Task data -
======
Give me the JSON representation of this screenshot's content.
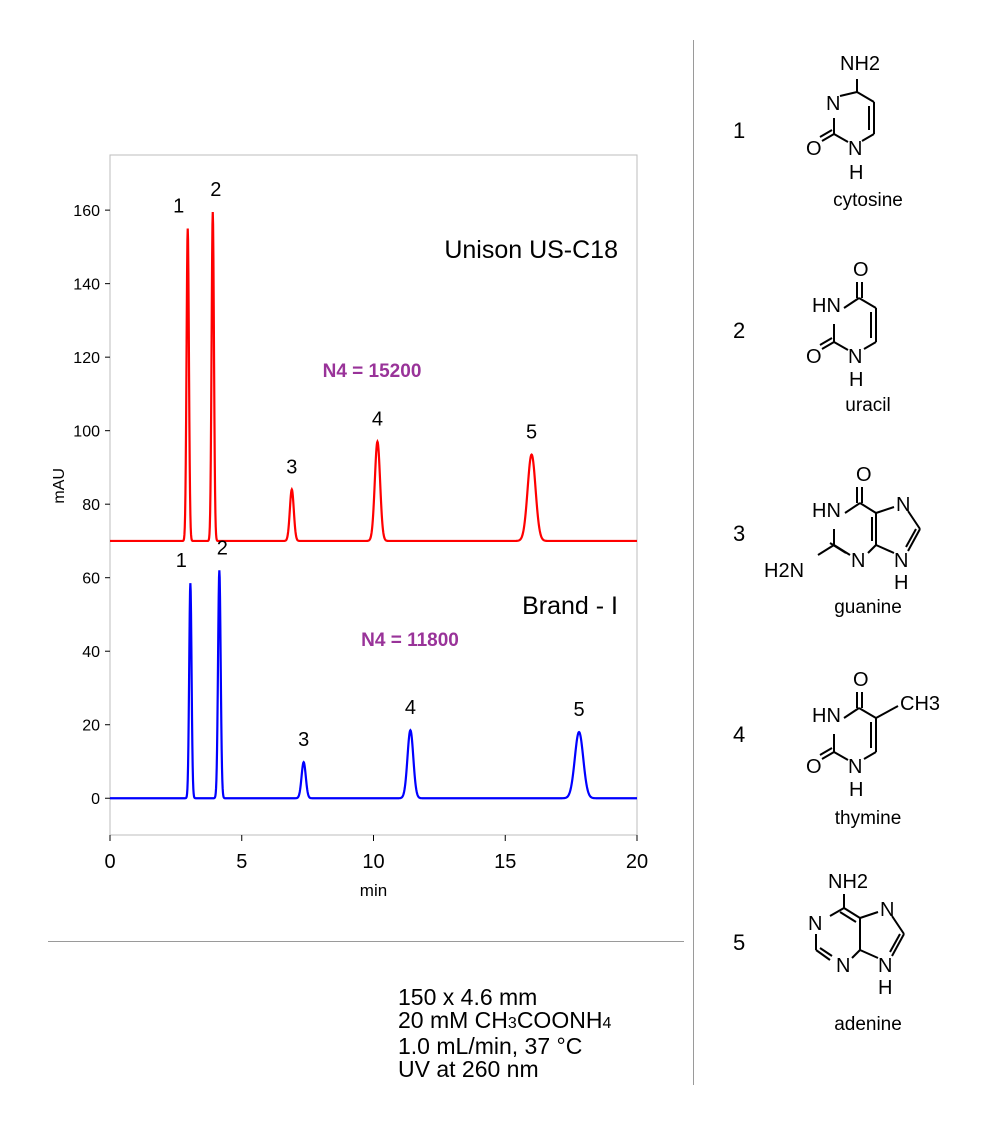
{
  "chart_data": {
    "type": "line",
    "xlabel": "min",
    "ylabel": "mAU",
    "xlim": [
      0,
      20
    ],
    "ylim": [
      -10,
      175
    ],
    "x_ticks": [
      0,
      5,
      10,
      15,
      20
    ],
    "y_ticks": [
      0,
      20,
      40,
      60,
      80,
      100,
      120,
      140,
      160
    ],
    "y_tick_labels": [
      "0",
      "20",
      "40",
      "60",
      "80",
      "100",
      "120",
      "140",
      "160"
    ],
    "grid": false,
    "series": [
      {
        "name": "Unison US-C18",
        "color": "#ff0000",
        "baseline": 70,
        "peaks": [
          {
            "label": "1",
            "rt": 2.95,
            "height": 155,
            "width": 0.045
          },
          {
            "label": "2",
            "rt": 3.9,
            "height": 159.5,
            "width": 0.045
          },
          {
            "label": "3",
            "rt": 6.9,
            "height": 84,
            "width": 0.075
          },
          {
            "label": "4",
            "rt": 10.15,
            "height": 97,
            "width": 0.1
          },
          {
            "label": "5",
            "rt": 16.0,
            "height": 93.5,
            "width": 0.15
          }
        ],
        "efficiency_label": "N4 = 15200"
      },
      {
        "name": "Brand - I",
        "color": "#0000ff",
        "baseline": 0,
        "peaks": [
          {
            "label": "1",
            "rt": 3.05,
            "height": 58.5,
            "width": 0.045
          },
          {
            "label": "2",
            "rt": 4.15,
            "height": 62,
            "width": 0.05
          },
          {
            "label": "3",
            "rt": 7.35,
            "height": 9.8,
            "width": 0.08
          },
          {
            "label": "4",
            "rt": 11.4,
            "height": 18.5,
            "width": 0.11
          },
          {
            "label": "5",
            "rt": 17.8,
            "height": 18,
            "width": 0.16
          }
        ],
        "efficiency_label": "N4 = 11800"
      }
    ],
    "annotation_color": "#993399"
  },
  "conditions": {
    "line1": "150 x 4.6 mm",
    "line2_prefix": "20 mM CH",
    "line2_sub1": "3",
    "line2_mid": "COONH",
    "line2_sub2": "4",
    "line3": "1.0 mL/min, 37 °C",
    "line4": "UV at 260 nm"
  },
  "compounds": [
    {
      "number": "1",
      "name": "cytosine"
    },
    {
      "number": "2",
      "name": "uracil"
    },
    {
      "number": "3",
      "name": "guanine"
    },
    {
      "number": "4",
      "name": "thymine"
    },
    {
      "number": "5",
      "name": "adenine"
    }
  ],
  "structure_labels": {
    "nh2": "NH2",
    "n": "N",
    "o": "O",
    "h": "H",
    "hn": "HN",
    "h2n": "H2N",
    "ch3": "CH3"
  }
}
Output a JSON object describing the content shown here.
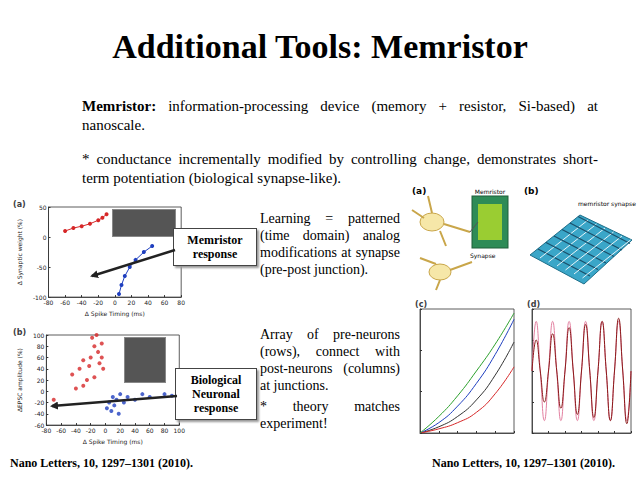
======
Task statement - Every record above must be given again exactly; drop the pictures.

Finished exercise -
Give me the JSON representation of this screenshot's content.
{
  "chart_data": {
    "type": "line",
    "xlabel": "min",
    "ylabel": "mAU",
    "xlim": [
      0,
      20
    ],
    "ylim": [
      -10,
      175
    ],
    "x_ticks": [
      0,
      5,
      10,
      15,
      20
    ],
    "y_ticks": [
      0,
      20,
      40,
      60,
      80,
      100,
      120,
      140,
      160
    ],
    "y_tick_labels": [
      "0",
      "20",
      "40",
      "60",
      "80",
      "100",
      "120",
      "140",
      "160"
    ],
    "grid": false,
    "series": [
      {
        "name": "Unison US-C18",
        "color": "#ff0000",
        "baseline": 70,
        "peaks": [
          {
            "label": "1",
            "rt": 2.95,
            "height": 155,
            "width": 0.045
          },
          {
            "label": "2",
            "rt": 3.9,
            "height": 159.5,
            "width": 0.045
          },
          {
            "label": "3",
            "rt": 6.9,
            "height": 84,
            "width": 0.075
          },
          {
            "label": "4",
            "rt": 10.15,
            "height": 97,
            "width": 0.1
          },
          {
            "label": "5",
            "rt": 16.0,
            "height": 93.5,
            "width": 0.15
          }
        ],
        "efficiency_label": "N4 = 15200"
      },
      {
        "name": "Brand - I",
        "color": "#0000ff",
        "baseline": 0,
        "peaks": [
          {
            "label": "1",
            "rt": 3.05,
            "height": 58.5,
            "width": 0.045
          },
          {
            "label": "2",
            "rt": 4.15,
            "height": 62,
            "width": 0.05
          },
          {
            "label": "3",
            "rt": 7.35,
            "height": 9.8,
            "width": 0.08
          },
          {
            "label": "4",
            "rt": 11.4,
            "height": 18.5,
            "width": 0.11
          },
          {
            "label": "5",
            "rt": 17.8,
            "height": 18,
            "width": 0.16
          }
        ],
        "efficiency_label": "N4 = 11800"
      }
    ],
    "annotation_color": "#993399"
  },
  "conditions": {
    "line1": "150 x 4.6 mm",
    "line2_prefix": "20 mM CH",
    "line2_sub1": "3",
    "line2_mid": "COONH",
    "line2_sub2": "4",
    "line3": "1.0 mL/min, 37 °C",
    "line4": "UV at 260 nm"
  },
  "compounds": [
    {
      "number": "1",
      "name": "cytosine"
    },
    {
      "number": "2",
      "name": "uracil"
    },
    {
      "number": "3",
      "name": "guanine"
    },
    {
      "number": "4",
      "name": "thymine"
    },
    {
      "number": "5",
      "name": "adenine"
    }
  ],
  "structure_labels": {
    "nh2": "NH2",
    "n": "N",
    "o": "O",
    "h": "H",
    "hn": "HN",
    "h2n": "H2N",
    "ch3": "CH3"
  }
}
Output a JSON object describing the content shown here.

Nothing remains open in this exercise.